[TASK GOAL]
Count every line in the data below where "color" occurs, then state that number and nothing more.
--- begin PROVIDED ENTRIES ---
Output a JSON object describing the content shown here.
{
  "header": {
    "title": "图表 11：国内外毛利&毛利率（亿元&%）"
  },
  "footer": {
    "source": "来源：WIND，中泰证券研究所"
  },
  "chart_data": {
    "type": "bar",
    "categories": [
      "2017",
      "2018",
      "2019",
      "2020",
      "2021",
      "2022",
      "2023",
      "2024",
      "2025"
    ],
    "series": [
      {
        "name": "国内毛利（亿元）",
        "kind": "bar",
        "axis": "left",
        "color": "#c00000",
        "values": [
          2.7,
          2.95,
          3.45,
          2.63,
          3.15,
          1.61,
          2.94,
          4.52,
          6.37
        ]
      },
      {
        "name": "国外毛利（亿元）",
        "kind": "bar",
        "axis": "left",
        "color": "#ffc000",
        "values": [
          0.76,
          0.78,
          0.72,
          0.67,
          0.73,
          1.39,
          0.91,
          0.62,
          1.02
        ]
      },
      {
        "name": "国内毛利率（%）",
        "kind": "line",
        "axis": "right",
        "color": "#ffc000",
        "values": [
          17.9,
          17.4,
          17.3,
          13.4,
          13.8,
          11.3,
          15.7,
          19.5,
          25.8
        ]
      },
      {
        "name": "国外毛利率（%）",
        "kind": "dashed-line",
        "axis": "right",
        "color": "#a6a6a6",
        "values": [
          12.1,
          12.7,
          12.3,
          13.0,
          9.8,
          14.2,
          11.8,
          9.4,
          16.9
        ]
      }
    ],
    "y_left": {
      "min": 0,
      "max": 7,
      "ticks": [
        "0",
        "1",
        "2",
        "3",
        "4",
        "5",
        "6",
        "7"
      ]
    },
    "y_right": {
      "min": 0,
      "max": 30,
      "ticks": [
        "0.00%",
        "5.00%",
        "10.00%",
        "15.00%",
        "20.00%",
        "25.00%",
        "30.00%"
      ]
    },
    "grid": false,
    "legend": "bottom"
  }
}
--- end PROVIDED ENTRIES ---
[EXPECTED ANSWER]
4